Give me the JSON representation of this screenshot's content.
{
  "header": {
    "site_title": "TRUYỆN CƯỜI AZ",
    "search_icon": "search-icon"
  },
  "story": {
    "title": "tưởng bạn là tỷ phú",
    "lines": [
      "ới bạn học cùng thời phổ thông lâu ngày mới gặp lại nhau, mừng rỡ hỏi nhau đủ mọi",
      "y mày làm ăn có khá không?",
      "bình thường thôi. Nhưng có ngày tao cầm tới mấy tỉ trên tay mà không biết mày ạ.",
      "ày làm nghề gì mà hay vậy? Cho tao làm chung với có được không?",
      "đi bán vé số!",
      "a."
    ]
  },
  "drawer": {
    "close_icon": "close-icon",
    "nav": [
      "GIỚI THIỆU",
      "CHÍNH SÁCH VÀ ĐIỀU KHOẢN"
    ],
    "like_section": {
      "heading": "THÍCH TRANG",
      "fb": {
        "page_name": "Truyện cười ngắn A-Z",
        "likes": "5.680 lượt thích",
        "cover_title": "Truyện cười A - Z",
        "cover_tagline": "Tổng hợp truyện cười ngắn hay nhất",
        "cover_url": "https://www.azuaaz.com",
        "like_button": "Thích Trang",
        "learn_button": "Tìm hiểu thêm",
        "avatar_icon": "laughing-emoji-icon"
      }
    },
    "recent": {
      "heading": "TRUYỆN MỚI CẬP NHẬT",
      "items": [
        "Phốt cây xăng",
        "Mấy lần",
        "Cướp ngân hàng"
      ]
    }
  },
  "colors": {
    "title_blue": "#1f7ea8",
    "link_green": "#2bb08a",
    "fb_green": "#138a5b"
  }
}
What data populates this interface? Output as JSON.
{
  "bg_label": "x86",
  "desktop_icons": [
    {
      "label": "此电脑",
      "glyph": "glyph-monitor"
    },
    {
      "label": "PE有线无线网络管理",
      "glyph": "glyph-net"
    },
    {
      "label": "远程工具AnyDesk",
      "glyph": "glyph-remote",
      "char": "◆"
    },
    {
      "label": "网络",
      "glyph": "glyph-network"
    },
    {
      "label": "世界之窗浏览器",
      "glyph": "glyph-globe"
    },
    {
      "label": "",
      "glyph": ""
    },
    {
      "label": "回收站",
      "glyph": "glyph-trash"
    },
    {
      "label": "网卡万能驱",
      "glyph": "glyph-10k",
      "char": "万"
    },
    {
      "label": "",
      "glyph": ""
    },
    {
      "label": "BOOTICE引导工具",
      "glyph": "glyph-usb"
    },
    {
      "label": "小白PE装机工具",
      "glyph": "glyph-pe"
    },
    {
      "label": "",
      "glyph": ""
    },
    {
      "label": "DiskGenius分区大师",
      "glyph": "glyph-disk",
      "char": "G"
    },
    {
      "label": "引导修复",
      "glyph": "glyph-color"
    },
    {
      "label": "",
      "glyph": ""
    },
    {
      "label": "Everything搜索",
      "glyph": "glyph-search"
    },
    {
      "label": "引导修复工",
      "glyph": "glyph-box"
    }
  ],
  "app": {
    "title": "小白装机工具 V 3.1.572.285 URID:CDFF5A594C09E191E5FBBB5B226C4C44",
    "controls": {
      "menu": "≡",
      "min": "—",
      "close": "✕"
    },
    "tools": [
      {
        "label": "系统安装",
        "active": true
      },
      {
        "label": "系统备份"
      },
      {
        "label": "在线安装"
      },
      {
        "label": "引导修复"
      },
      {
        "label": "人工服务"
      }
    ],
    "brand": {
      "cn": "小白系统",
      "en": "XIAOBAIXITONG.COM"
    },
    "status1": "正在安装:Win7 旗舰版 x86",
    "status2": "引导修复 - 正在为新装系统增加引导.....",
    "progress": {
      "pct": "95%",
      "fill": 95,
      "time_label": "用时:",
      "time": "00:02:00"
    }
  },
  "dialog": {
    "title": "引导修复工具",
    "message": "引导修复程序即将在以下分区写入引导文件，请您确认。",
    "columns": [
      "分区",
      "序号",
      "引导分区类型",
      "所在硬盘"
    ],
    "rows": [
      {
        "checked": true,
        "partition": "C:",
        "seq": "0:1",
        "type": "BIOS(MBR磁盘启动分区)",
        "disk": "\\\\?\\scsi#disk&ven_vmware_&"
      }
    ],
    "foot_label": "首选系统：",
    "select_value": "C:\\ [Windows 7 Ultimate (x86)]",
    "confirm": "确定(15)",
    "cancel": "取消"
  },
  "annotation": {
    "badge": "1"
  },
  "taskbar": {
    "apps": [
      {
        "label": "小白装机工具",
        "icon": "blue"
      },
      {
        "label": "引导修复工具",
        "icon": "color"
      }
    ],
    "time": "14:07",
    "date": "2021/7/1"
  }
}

:::::

Reproduce the records word for word.

» **COMPLETED EXERCISE**:
Give me the JSON representation of this screenshot's content.
{
  "header": {
    "site_title": "TRUYỆN CƯỜI AZ",
    "search_icon": "search-icon"
  },
  "story": {
    "title": "tưởng bạn là tỷ phú",
    "lines": [
      "ới bạn học cùng thời phổ thông lâu ngày mới gặp lại nhau, mừng rỡ hỏi nhau đủ mọi",
      "y mày làm ăn có khá không?",
      "bình thường thôi. Nhưng có ngày tao cầm tới mấy tỉ trên tay mà không biết mày ạ.",
      "ày làm nghề gì mà hay vậy? Cho tao làm chung với có được không?",
      "đi bán vé số!",
      "a."
    ]
  },
  "drawer": {
    "close_icon": "close-icon",
    "nav": [
      "GIỚI THIỆU",
      "CHÍNH SÁCH VÀ ĐIỀU KHOẢN"
    ],
    "like_section": {
      "heading": "THÍCH TRANG",
      "fb": {
        "page_name": "Truyện cười ngắn A-Z",
        "likes": "5.680 lượt thích",
        "cover_title": "Truyện cười A - Z",
        "cover_tagline": "Tổng hợp truyện cười ngắn hay nhất",
        "cover_url": "https://www.azuaaz.com",
        "like_button": "Thích Trang",
        "learn_button": "Tìm hiểu thêm",
        "avatar_icon": "laughing-emoji-icon"
      }
    },
    "recent": {
      "heading": "TRUYỆN MỚI CẬP NHẬT",
      "items": [
        "Phốt cây xăng",
        "Mấy lần",
        "Cướp ngân hàng"
      ]
    }
  },
  "colors": {
    "title_blue": "#1f7ea8",
    "link_green": "#2bb08a",
    "fb_green": "#138a5b"
  }
}
What data populates this interface? Output as JSON.
{
  "bg_label": "x86",
  "desktop_icons": [
    {
      "label": "此电脑",
      "glyph": "glyph-monitor"
    },
    {
      "label": "PE有线无线网络管理",
      "glyph": "glyph-net"
    },
    {
      "label": "远程工具AnyDesk",
      "glyph": "glyph-remote",
      "char": "◆"
    },
    {
      "label": "网络",
      "glyph": "glyph-network"
    },
    {
      "label": "世界之窗浏览器",
      "glyph": "glyph-globe"
    },
    {
      "label": "",
      "glyph": ""
    },
    {
      "label": "回收站",
      "glyph": "glyph-trash"
    },
    {
      "label": "网卡万能驱",
      "glyph": "glyph-10k",
      "char": "万"
    },
    {
      "label": "",
      "glyph": ""
    },
    {
      "label": "BOOTICE引导工具",
      "glyph": "glyph-usb"
    },
    {
      "label": "小白PE装机工具",
      "glyph": "glyph-pe"
    },
    {
      "label": "",
      "glyph": ""
    },
    {
      "label": "DiskGenius分区大师",
      "glyph": "glyph-disk",
      "char": "G"
    },
    {
      "label": "引导修复",
      "glyph": "glyph-color"
    },
    {
      "label": "",
      "glyph": ""
    },
    {
      "label": "Everything搜索",
      "glyph": "glyph-search"
    },
    {
      "label": "引导修复工",
      "glyph": "glyph-box"
    }
  ],
  "app": {
    "title": "小白装机工具 V 3.1.572.285 URID:CDFF5A594C09E191E5FBBB5B226C4C44",
    "controls": {
      "menu": "≡",
      "min": "—",
      "close": "✕"
    },
    "tools": [
      {
        "label": "系统安装",
        "active": true
      },
      {
        "label": "系统备份"
      },
      {
        "label": "在线安装"
      },
      {
        "label": "引导修复"
      },
      {
        "label": "人工服务"
      }
    ],
    "brand": {
      "cn": "小白系统",
      "en": "XIAOBAIXITONG.COM"
    },
    "status1": "正在安装:Win7 旗舰版 x86",
    "status2": "引导修复 - 正在为新装系统增加引导.....",
    "progress": {
      "pct": "95%",
      "fill": 95,
      "time_label": "用时:",
      "time": "00:02:00"
    }
  },
  "dialog": {
    "title": "引导修复工具",
    "message": "引导修复程序即将在以下分区写入引导文件，请您确认。",
    "columns": [
      "分区",
      "序号",
      "引导分区类型",
      "所在硬盘"
    ],
    "rows": [
      {
        "checked": true,
        "partition": "C:",
        "seq": "0:1",
        "type": "BIOS(MBR磁盘启动分区)",
        "disk": "\\\\?\\scsi#disk&ven_vmware_&"
      }
    ],
    "foot_label": "首选系统：",
    "select_value": "C:\\ [Windows 7 Ultimate (x86)]",
    "confirm": "确定(15)",
    "cancel": "取消"
  },
  "annotation": {
    "badge": "1"
  },
  "taskbar": {
    "apps": [
      {
        "label": "小白装机工具",
        "icon": "blue"
      },
      {
        "label": "引导修复工具",
        "icon": "color"
      }
    ],
    "time": "14:07",
    "date": "2021/7/1"
  }
}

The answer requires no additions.